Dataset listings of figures
====
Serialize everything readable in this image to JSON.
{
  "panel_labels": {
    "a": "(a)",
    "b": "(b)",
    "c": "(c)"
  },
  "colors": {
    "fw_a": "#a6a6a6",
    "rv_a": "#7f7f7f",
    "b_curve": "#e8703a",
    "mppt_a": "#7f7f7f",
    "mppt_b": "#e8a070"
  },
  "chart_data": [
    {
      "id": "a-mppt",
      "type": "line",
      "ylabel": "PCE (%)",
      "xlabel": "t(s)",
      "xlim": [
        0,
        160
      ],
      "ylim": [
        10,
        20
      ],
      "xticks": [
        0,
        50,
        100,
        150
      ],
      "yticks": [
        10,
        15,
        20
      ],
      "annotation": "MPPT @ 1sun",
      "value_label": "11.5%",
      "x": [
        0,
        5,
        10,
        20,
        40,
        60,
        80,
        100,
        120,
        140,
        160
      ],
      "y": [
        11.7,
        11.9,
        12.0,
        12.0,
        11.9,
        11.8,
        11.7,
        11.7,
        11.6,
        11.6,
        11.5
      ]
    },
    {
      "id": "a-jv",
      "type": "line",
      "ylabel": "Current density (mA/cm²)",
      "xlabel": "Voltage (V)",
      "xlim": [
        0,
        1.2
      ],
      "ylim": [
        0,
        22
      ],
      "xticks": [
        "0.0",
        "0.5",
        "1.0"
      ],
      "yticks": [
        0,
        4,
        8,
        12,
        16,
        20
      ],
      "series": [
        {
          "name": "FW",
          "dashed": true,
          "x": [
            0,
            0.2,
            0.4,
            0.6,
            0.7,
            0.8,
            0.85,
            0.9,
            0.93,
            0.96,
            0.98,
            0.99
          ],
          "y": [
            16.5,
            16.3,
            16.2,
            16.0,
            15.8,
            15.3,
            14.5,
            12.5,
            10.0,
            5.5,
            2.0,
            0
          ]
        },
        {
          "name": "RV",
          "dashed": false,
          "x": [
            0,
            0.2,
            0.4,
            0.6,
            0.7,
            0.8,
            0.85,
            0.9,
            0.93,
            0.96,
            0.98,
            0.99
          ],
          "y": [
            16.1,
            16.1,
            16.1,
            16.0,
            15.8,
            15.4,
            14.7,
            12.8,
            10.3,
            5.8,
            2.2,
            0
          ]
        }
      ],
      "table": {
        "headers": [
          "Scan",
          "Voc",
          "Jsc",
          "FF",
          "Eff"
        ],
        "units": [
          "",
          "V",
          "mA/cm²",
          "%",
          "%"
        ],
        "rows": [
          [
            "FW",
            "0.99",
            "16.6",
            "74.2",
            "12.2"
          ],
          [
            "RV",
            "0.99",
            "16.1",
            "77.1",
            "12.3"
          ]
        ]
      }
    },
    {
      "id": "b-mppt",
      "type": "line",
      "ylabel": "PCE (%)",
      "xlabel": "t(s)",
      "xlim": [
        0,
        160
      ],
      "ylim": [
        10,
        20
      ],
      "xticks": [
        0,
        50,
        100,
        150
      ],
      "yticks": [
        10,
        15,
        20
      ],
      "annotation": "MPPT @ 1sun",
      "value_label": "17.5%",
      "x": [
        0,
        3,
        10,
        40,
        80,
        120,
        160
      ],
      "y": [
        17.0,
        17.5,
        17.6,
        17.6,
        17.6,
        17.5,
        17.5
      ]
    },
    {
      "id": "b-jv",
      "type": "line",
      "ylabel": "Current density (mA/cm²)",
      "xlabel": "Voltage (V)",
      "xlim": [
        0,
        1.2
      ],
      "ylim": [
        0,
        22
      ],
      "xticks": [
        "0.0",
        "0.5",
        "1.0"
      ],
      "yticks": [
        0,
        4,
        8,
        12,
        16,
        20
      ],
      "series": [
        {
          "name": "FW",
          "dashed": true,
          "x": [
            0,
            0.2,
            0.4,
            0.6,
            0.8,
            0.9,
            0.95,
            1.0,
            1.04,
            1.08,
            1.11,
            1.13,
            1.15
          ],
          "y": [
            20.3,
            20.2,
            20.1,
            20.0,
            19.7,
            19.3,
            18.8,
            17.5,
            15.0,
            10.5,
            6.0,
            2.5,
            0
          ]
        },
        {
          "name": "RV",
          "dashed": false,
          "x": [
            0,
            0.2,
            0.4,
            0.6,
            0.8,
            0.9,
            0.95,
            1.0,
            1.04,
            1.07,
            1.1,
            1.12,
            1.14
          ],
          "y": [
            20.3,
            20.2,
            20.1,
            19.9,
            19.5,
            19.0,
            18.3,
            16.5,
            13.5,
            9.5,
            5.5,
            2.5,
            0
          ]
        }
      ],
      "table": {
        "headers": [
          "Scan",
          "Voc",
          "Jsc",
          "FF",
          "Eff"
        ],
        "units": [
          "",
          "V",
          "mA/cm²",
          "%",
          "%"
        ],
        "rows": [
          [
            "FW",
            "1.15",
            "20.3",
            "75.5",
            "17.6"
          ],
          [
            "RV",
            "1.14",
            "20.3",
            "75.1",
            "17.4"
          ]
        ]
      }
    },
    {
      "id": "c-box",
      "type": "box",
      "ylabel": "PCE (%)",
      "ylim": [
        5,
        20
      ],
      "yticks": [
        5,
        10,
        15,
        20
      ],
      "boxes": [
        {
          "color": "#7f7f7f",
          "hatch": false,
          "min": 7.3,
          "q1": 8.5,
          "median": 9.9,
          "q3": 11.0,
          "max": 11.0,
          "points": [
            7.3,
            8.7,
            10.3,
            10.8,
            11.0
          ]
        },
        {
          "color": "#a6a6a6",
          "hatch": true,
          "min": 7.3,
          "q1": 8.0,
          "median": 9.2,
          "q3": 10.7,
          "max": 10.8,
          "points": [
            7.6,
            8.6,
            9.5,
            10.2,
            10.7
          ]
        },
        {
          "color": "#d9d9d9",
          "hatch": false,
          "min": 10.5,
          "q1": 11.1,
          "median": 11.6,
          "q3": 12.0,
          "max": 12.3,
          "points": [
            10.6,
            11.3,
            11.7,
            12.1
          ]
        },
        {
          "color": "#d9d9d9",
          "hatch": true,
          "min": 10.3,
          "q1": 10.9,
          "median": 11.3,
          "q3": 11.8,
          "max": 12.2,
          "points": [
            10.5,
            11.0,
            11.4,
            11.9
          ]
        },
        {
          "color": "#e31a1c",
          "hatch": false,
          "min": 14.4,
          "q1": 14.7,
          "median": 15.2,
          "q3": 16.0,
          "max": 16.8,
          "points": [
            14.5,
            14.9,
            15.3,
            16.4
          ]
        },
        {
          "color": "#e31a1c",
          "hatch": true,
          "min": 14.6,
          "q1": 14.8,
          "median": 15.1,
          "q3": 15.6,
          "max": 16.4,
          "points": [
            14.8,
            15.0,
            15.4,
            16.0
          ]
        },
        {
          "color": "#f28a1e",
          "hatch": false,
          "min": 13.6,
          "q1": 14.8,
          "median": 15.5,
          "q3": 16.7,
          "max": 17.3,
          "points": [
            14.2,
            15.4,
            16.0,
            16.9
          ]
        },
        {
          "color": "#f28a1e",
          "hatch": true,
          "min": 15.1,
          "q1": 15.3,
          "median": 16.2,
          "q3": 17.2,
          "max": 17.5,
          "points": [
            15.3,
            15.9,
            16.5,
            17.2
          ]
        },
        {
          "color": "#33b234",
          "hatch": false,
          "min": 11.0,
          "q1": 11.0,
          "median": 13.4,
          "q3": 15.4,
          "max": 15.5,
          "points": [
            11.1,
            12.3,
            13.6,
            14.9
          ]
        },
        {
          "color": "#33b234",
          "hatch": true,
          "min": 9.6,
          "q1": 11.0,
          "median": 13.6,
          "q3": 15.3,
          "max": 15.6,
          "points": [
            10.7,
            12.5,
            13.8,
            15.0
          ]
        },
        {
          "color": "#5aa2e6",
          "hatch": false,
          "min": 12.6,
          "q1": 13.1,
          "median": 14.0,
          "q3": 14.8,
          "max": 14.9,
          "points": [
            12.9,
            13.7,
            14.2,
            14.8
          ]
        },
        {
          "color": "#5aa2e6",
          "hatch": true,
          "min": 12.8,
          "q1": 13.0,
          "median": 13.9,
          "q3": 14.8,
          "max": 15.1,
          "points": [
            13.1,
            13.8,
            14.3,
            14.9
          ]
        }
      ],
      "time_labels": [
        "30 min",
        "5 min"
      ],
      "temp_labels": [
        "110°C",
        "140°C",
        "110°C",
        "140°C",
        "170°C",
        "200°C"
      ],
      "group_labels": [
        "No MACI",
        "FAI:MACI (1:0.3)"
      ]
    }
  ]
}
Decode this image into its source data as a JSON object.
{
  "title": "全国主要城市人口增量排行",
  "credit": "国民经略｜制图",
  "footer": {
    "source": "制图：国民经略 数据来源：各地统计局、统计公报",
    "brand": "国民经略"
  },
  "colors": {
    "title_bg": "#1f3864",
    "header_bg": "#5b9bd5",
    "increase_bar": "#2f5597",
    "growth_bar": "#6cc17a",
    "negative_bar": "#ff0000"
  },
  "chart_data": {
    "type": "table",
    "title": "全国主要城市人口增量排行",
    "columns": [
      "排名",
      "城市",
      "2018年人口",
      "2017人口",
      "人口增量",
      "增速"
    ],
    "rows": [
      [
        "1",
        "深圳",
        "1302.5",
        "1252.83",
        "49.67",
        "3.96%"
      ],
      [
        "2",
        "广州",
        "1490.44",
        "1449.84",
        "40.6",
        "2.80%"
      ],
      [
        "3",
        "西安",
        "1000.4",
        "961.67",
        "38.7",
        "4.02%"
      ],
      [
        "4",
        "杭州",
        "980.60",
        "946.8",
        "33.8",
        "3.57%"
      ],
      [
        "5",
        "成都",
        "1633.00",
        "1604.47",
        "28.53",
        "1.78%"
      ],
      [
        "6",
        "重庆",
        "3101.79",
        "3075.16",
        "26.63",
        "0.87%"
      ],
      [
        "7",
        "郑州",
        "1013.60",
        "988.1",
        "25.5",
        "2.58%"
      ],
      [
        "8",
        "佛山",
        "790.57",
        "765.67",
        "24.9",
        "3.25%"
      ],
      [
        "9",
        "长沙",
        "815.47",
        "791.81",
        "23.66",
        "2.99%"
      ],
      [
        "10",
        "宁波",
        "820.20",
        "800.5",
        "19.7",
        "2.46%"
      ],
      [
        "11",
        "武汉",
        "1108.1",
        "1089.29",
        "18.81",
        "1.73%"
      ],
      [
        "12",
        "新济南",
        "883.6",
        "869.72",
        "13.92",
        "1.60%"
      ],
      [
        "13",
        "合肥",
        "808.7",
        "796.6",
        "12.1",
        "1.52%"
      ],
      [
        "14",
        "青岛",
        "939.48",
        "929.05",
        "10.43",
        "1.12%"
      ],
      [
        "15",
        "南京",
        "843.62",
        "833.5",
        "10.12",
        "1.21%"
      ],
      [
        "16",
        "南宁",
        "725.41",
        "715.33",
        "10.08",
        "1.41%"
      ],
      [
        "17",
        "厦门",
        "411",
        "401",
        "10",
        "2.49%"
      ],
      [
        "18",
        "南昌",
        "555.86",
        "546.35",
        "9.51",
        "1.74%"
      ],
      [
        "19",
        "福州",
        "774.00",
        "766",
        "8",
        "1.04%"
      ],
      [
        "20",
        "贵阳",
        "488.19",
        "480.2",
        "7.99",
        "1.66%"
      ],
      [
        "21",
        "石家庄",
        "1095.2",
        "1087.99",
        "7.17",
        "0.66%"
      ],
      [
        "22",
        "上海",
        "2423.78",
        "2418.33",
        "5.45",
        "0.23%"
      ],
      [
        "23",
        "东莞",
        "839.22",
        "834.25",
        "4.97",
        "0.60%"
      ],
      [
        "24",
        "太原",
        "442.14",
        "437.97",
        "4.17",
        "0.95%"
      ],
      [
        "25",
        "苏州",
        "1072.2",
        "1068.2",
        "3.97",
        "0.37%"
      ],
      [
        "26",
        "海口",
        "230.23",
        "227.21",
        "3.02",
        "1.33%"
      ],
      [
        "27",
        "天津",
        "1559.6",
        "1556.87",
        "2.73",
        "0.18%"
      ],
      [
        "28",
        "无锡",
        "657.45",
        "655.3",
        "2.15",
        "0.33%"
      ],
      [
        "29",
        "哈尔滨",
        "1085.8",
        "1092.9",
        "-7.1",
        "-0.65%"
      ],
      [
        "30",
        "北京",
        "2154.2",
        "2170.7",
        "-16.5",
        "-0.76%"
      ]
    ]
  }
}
====
What to do: Look over the material above and show each line where "source" appears.

Answer to the task:
Decode this image into its source data as a JSON object.
    "source": "制图：国民经略 数据来源：各地统计局、统计公报",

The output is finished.